» Objective: Arrange all the lines of the material below as a numbered list, leaving out blank lines and omitting the pictures from the answer.

◆ ◆ ◆ ◆ ◆ ◆ ◆

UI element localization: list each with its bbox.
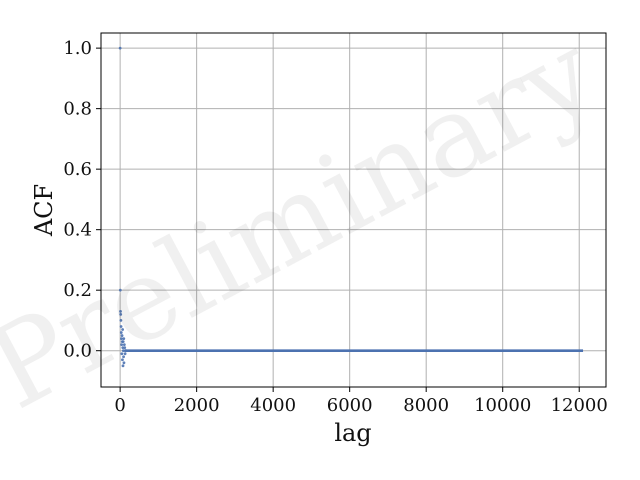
x-tick-label: 6000 [327,395,373,416]
y-tick-label: 0.4 [63,220,92,241]
acf-point [118,46,122,50]
acf-point [120,334,124,337]
x-tick-label: 10000 [474,395,531,416]
axis-ticks: 0 2000 4000 6000 8000 10000 12000 0.0 0.2 0.4 0.6 0… [63,38,607,416]
acf-point [121,346,125,350]
x-axis-label: lag [334,419,371,447]
x-tick-label: 8000 [403,395,449,416]
acf-point [121,328,125,331]
acf-point [120,343,124,347]
acf-point [122,361,126,365]
acf-point [122,337,126,340]
watermark-text: Preliminary [0,8,616,435]
acf-point [121,358,124,362]
acf-point [122,343,126,347]
acf-point [123,352,127,356]
y-tick-label: 0.6 [63,159,92,180]
x-tick-label: 0 [114,395,125,416]
grid-lines [101,33,606,387]
acf-point [120,337,123,340]
acf-point [119,312,123,316]
acf-series [118,46,584,368]
acf-point [119,319,123,322]
plot-frame [100,32,607,388]
y-tick-label: 1.0 [63,38,92,59]
acf-point [121,340,125,344]
acf-point [121,364,125,368]
acf-point [118,288,122,292]
acf-point [122,355,125,359]
acf-point [121,349,125,353]
acf-point [119,331,123,334]
acf-point [123,346,127,350]
acf-point [120,352,124,356]
acf-point [119,325,123,328]
y-tick-label: 0.0 [63,341,92,362]
y-axis-label: ACF [30,184,58,237]
acf-point [119,309,122,313]
y-tick-label: 0.8 [63,99,92,120]
x-tick-label: 2000 [174,395,220,416]
y-tick-label: 0.2 [63,280,92,301]
x-tick-label: 4000 [250,395,296,416]
x-tick-label: 12000 [551,395,608,416]
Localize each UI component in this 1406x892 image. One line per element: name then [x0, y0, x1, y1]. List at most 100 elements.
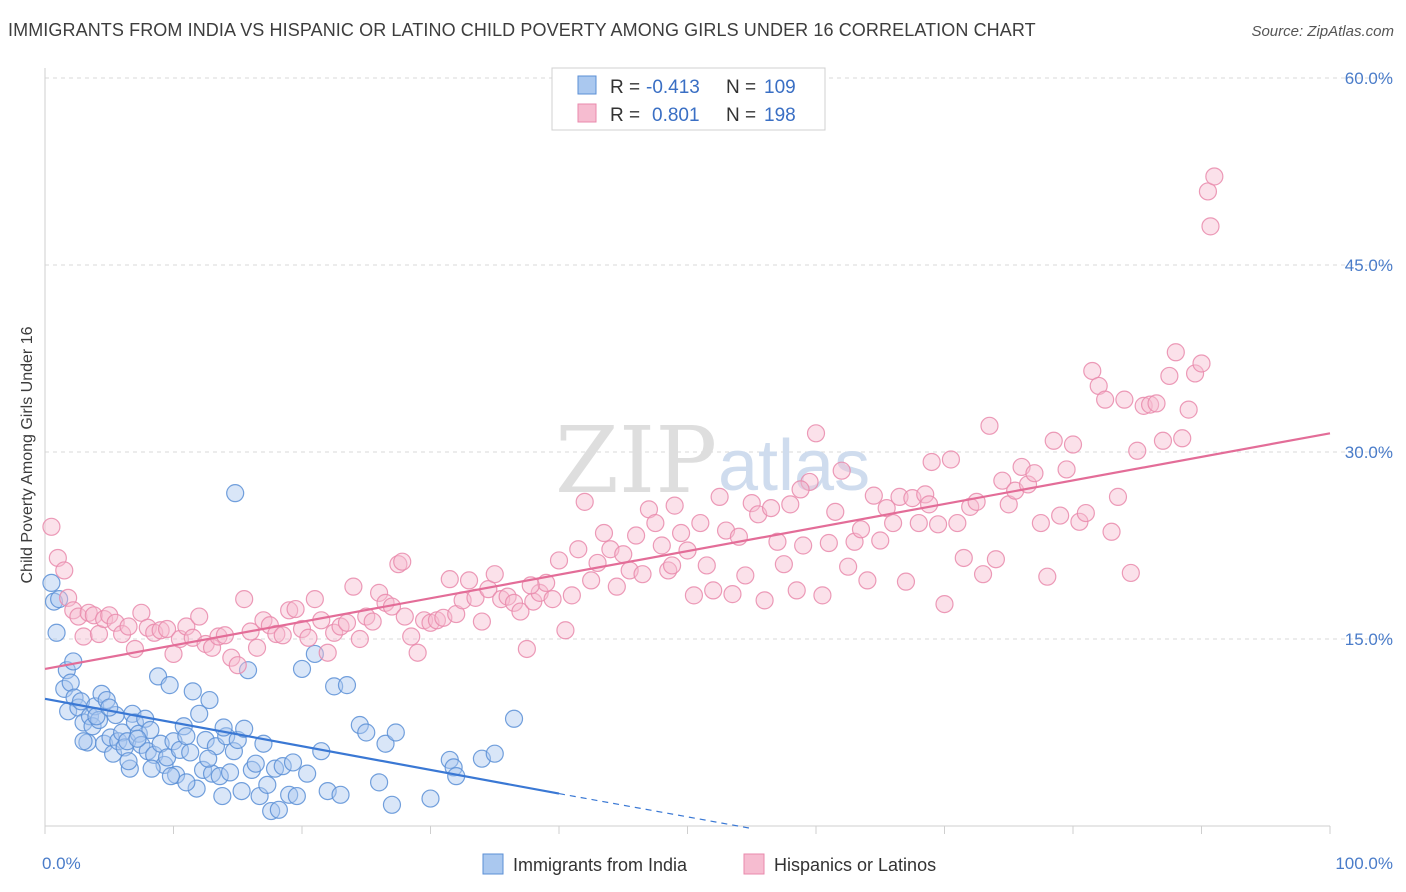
hispanic-point	[286, 599, 305, 619]
hispanic-point	[370, 583, 389, 602]
hispanic-point	[1083, 361, 1102, 381]
hispanic-point	[517, 639, 536, 659]
india-point	[220, 763, 240, 782]
hispanic-point	[935, 594, 954, 614]
hispanic-point	[55, 561, 74, 580]
hispanic-point	[1173, 429, 1192, 448]
hispanic-point	[928, 515, 948, 534]
hispanic-point	[337, 613, 357, 632]
hispanic-point	[1044, 431, 1063, 450]
hispanic-point	[736, 566, 755, 585]
india-point	[141, 720, 160, 740]
hispanic-trend-line	[44, 432, 1331, 671]
hispanic-point	[1185, 364, 1205, 383]
hispanic-point	[280, 601, 299, 620]
legend-hispanic-n-label: N =	[726, 105, 756, 126]
hispanic-point	[877, 499, 896, 518]
hispanic-point	[839, 557, 858, 576]
india-point	[350, 715, 369, 735]
hispanic-point	[704, 581, 723, 600]
hispanic-point	[222, 648, 241, 667]
hispanic-point	[1115, 390, 1134, 409]
hispanic-point	[575, 492, 594, 511]
hispanic-point	[652, 536, 671, 555]
india-point	[376, 734, 395, 753]
india-point	[181, 743, 200, 762]
india-point	[232, 781, 251, 801]
bottom-legend-swatch-india	[482, 853, 504, 875]
india-point	[273, 757, 292, 776]
hispanic-point	[1192, 354, 1211, 373]
hispanic-point	[132, 603, 151, 622]
hispanic-point	[556, 621, 575, 640]
hispanic-point	[1038, 567, 1057, 586]
india-point	[226, 484, 245, 503]
india-point	[183, 682, 202, 701]
hispanic-point	[626, 526, 646, 545]
legend-swatch-india	[577, 75, 597, 95]
hispanic-point	[948, 513, 967, 533]
hispanic-point	[1031, 513, 1050, 533]
hispanic-point	[768, 532, 787, 551]
hispanic-point	[69, 607, 88, 626]
trend-lines	[44, 432, 1331, 830]
hispanic-point	[691, 513, 710, 533]
hispanic-point	[157, 619, 177, 639]
hispanic-point	[1179, 400, 1198, 419]
india-series-points	[42, 484, 524, 821]
hispanic-point	[119, 617, 138, 636]
hispanic-point	[74, 627, 93, 646]
hispanic-point	[909, 513, 928, 533]
y-tick-label: 60.0%	[1345, 69, 1393, 88]
hispanic-point	[440, 570, 459, 589]
hispanic-point	[858, 571, 877, 590]
hispanic-point	[1076, 503, 1095, 523]
hispanic-point	[826, 502, 845, 521]
hispanic-point	[755, 591, 774, 610]
hispanic-point	[350, 629, 369, 649]
hispanic-point	[100, 606, 119, 625]
hispanic-point	[896, 572, 916, 591]
x-tick-label: 100.0%	[1335, 854, 1393, 873]
india-point	[246, 754, 265, 773]
india-point	[120, 759, 139, 778]
india-point	[224, 742, 243, 761]
hispanic-point	[890, 487, 909, 506]
hispanic-point	[177, 617, 196, 636]
india-point	[193, 760, 213, 780]
india-point	[421, 789, 440, 808]
india-point	[210, 767, 229, 786]
hispanic-point	[1121, 563, 1140, 583]
chart-title: IMMIGRANTS FROM INDIA VS HISPANIC OR LAT…	[8, 20, 1036, 40]
india-point	[200, 690, 219, 710]
hispanic-point	[723, 585, 742, 604]
india-point	[262, 801, 281, 821]
india-point	[382, 795, 402, 814]
hispanic-point	[363, 612, 382, 631]
india-point	[119, 752, 138, 771]
bottom-legend: Immigrants from India Hispanics or Latin…	[482, 853, 936, 875]
hispanic-point	[112, 624, 132, 644]
grid-lines	[45, 77, 1392, 640]
hispanic-point	[1057, 460, 1076, 479]
hispanic-point	[781, 495, 800, 514]
y-tick-label: 45.0%	[1345, 256, 1393, 275]
india-trend-line	[44, 697, 560, 795]
legend-hispanic-n-value: 198	[764, 105, 796, 126]
hispanic-point	[569, 540, 588, 559]
india-point	[61, 673, 80, 692]
hispanic-point	[42, 517, 61, 536]
hispanic-point	[761, 499, 781, 518]
india-trend-extension	[558, 792, 752, 830]
hispanic-point	[697, 556, 716, 575]
hispanic-point	[646, 513, 665, 533]
india-point	[177, 773, 196, 792]
hispanic-point	[594, 523, 614, 543]
y-axis-label: Child Poverty Among Girls Under 16	[19, 326, 36, 583]
india-point	[357, 723, 376, 742]
india-point	[187, 779, 206, 798]
hispanic-point	[318, 643, 337, 662]
hispanic-point	[393, 552, 412, 571]
hispanic-point	[916, 485, 935, 504]
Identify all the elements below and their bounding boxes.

◆ ◆ ◆ ◆ ◆ ◆ ◆

» Solved problem:
1. UI element localization: list each with its bbox.
2. x-tick-label: 6000 [327,395,373,416]
3. y-tick-label: 0.4 [63,220,92,241]
4. acf-point [118,46,122,50]
5. acf-point [120,334,124,337]
6. x-tick-label: 10000 [474,395,531,416]
7. axis-ticks: 0 2000 4000 6000 8000 10000 12000 0.0 0.2 0.4 0.6 0… [63,38,607,416]
8. acf-point [121,346,125,350]
9. x-axis-label: lag [334,419,371,447]
10. x-tick-label: 8000 [403,395,449,416]
11. acf-point [121,328,125,331]
12. acf-point [120,343,124,347]
13. acf-point [122,361,126,365]
14. acf-point [122,337,126,340]
15. watermark-text: Preliminary [0,8,616,435]
16. acf-point [121,358,124,362]
17. acf-point [122,343,126,347]
18. acf-point [123,352,127,356]
19. y-tick-label: 0.6 [63,159,92,180]
20. x-tick-label: 0 [114,395,125,416]
21. grid-lines [101,33,606,387]
22. acf-point [120,337,123,340]
23. acf-point [119,312,123,316]
24. acf-series [118,46,584,368]
25. acf-point [119,319,123,322]
26. plot-frame [100,32,607,388]
27. y-tick-label: 1.0 [63,38,92,59]
28. acf-point [121,340,125,344]
29. acf-point [121,364,125,368]
30. acf-point [118,288,122,292]
31. acf-point [122,355,125,359]
32. acf-point [121,349,125,353]
33. acf-point [119,331,123,334]
34. acf-point [123,346,127,350]
35. acf-point [120,352,124,356]
36. acf-point [119,325,123,328]
37. y-tick-label: 0.0 [63,341,92,362]
38. y-axis-label: ACF [30,184,58,237]
39. acf-point [119,309,122,313]
40. y-tick-label: 0.8 [63,99,92,120]
41. x-tick-label: 2000 [174,395,220,416]
42. y-tick-label: 0.2 [63,280,92,301]
43. x-tick-label: 4000 [250,395,296,416]
44. x-tick-label: 12000 [551,395,608,416]
45. Localize each UI component in this 1406x892 image. One line per element: name then [x0, y0, x1, y1]. List at most 100 elements.
46. hispanic-point	[286, 599, 305, 619]
47. hispanic-point	[370, 583, 389, 602]
48. hispanic-point	[1083, 361, 1102, 381]
49. hispanic-point	[517, 639, 536, 659]
50. india-point	[220, 763, 240, 782]
51. hispanic-point	[935, 594, 954, 614]
52. hispanic-point	[55, 561, 74, 580]
53. hispanic-point	[1173, 429, 1192, 448]
54. hispanic-point	[928, 515, 948, 534]
55. hispanic-point	[337, 613, 357, 632]
56. hispanic-point	[1044, 431, 1063, 450]
57. hispanic-point	[736, 566, 755, 585]
58. india-point	[141, 720, 160, 740]
59. hispanic-trend-line	[44, 432, 1331, 671]
60. hispanic-point	[1185, 364, 1205, 383]
61. hispanic-point	[280, 601, 299, 620]
62. legend-hispanic-n-label: N =	[726, 105, 756, 126]
63. hispanic-point	[877, 499, 896, 518]
64. hispanic-point	[839, 557, 858, 576]
65. india-point	[350, 715, 369, 735]
66. hispanic-point	[704, 581, 723, 600]
67. hispanic-point	[222, 648, 241, 667]
68. hispanic-point	[1115, 390, 1134, 409]
69. hispanic-point	[575, 492, 594, 511]
70. hispanic-point	[652, 536, 671, 555]
71. india-point	[376, 734, 395, 753]
72. india-point	[181, 743, 200, 762]
73. india-point	[232, 781, 251, 801]
74. bottom-legend-swatch-india	[482, 853, 504, 875]
75. india-point	[273, 757, 292, 776]
76. hispanic-point	[1192, 354, 1211, 373]
77. hispanic-point	[132, 603, 151, 622]
78. hispanic-point	[556, 621, 575, 640]
79. hispanic-point	[1038, 567, 1057, 586]
80. india-point	[226, 484, 245, 503]
81. india-point	[183, 682, 202, 701]
82. hispanic-point	[626, 526, 646, 545]
83. legend-swatch-india	[577, 75, 597, 95]
84. hispanic-point	[948, 513, 967, 533]
85. hispanic-point	[1031, 513, 1050, 533]
86. hispanic-point	[768, 532, 787, 551]
87. hispanic-point	[69, 607, 88, 626]
88. trend-lines	[44, 432, 1331, 830]
89. hispanic-point	[691, 513, 710, 533]
90. hispanic-point	[157, 619, 177, 639]
91. hispanic-point	[1179, 400, 1198, 419]
92. india-series-points	[42, 484, 524, 821]
93. hispanic-point	[119, 617, 138, 636]
94. hispanic-point	[74, 627, 93, 646]
95. hispanic-point	[909, 513, 928, 533]
96. y-tick-label: 60.0%	[1345, 69, 1393, 88]
97. hispanic-point	[440, 570, 459, 589]
98. hispanic-point	[858, 571, 877, 590]
99. hispanic-point	[1076, 503, 1095, 523]
100. hispanic-point	[826, 502, 845, 521]
101. hispanic-point	[755, 591, 774, 610]
102. hispanic-point	[350, 629, 369, 649]
103. hispanic-point	[100, 606, 119, 625]
104. hispanic-point	[896, 572, 916, 591]
105. x-tick-label: 100.0%	[1335, 854, 1393, 873]
106. india-point	[246, 754, 265, 773]
107. india-point	[120, 759, 139, 778]
108. india-point	[224, 742, 243, 761]
109. hispanic-point	[890, 487, 909, 506]
110. hispanic-point	[177, 617, 196, 636]
111. india-point	[193, 760, 213, 780]
112. india-point	[421, 789, 440, 808]
113. india-point	[210, 767, 229, 786]
114. hispanic-point	[1121, 563, 1140, 583]
115. chart-title: IMMIGRANTS FROM INDIA VS HISPANIC OR LAT…	[8, 20, 1036, 40]
116. india-point	[200, 690, 219, 710]
117. hispanic-point	[723, 585, 742, 604]
118. india-point	[262, 801, 281, 821]
119. india-point	[382, 795, 402, 814]
120. hispanic-point	[363, 612, 382, 631]
121. india-point	[119, 752, 138, 771]
122. bottom-legend: Immigrants from India Hispanics or Latin…	[482, 853, 936, 875]
123. hispanic-point	[112, 624, 132, 644]
124. grid-lines	[45, 77, 1392, 640]
125. hispanic-point	[1057, 460, 1076, 479]
126. hispanic-point	[781, 495, 800, 514]
127. y-tick-label: 45.0%	[1345, 256, 1393, 275]
128. india-trend-line	[44, 697, 560, 795]
129. legend-hispanic-n-value: 198	[764, 105, 796, 126]
130. hispanic-point	[569, 540, 588, 559]
131. india-point	[61, 673, 80, 692]
132. hispanic-point	[42, 517, 61, 536]
133. hispanic-point	[761, 499, 781, 518]
134. india-trend-extension	[558, 792, 752, 830]
135. hispanic-point	[697, 556, 716, 575]
136. hispanic-point	[646, 513, 665, 533]
137. india-point	[177, 773, 196, 792]
138. hispanic-point	[594, 523, 614, 543]
139. y-axis-label: Child Poverty Among Girls Under 16	[19, 326, 36, 583]
140. india-point	[357, 723, 376, 742]
141. india-point	[187, 779, 206, 798]
142. hispanic-point	[318, 643, 337, 662]
143. hispanic-point	[393, 552, 412, 571]
144. hispanic-point	[916, 485, 935, 504]
145. Identify all the elements below and their bounding boxes.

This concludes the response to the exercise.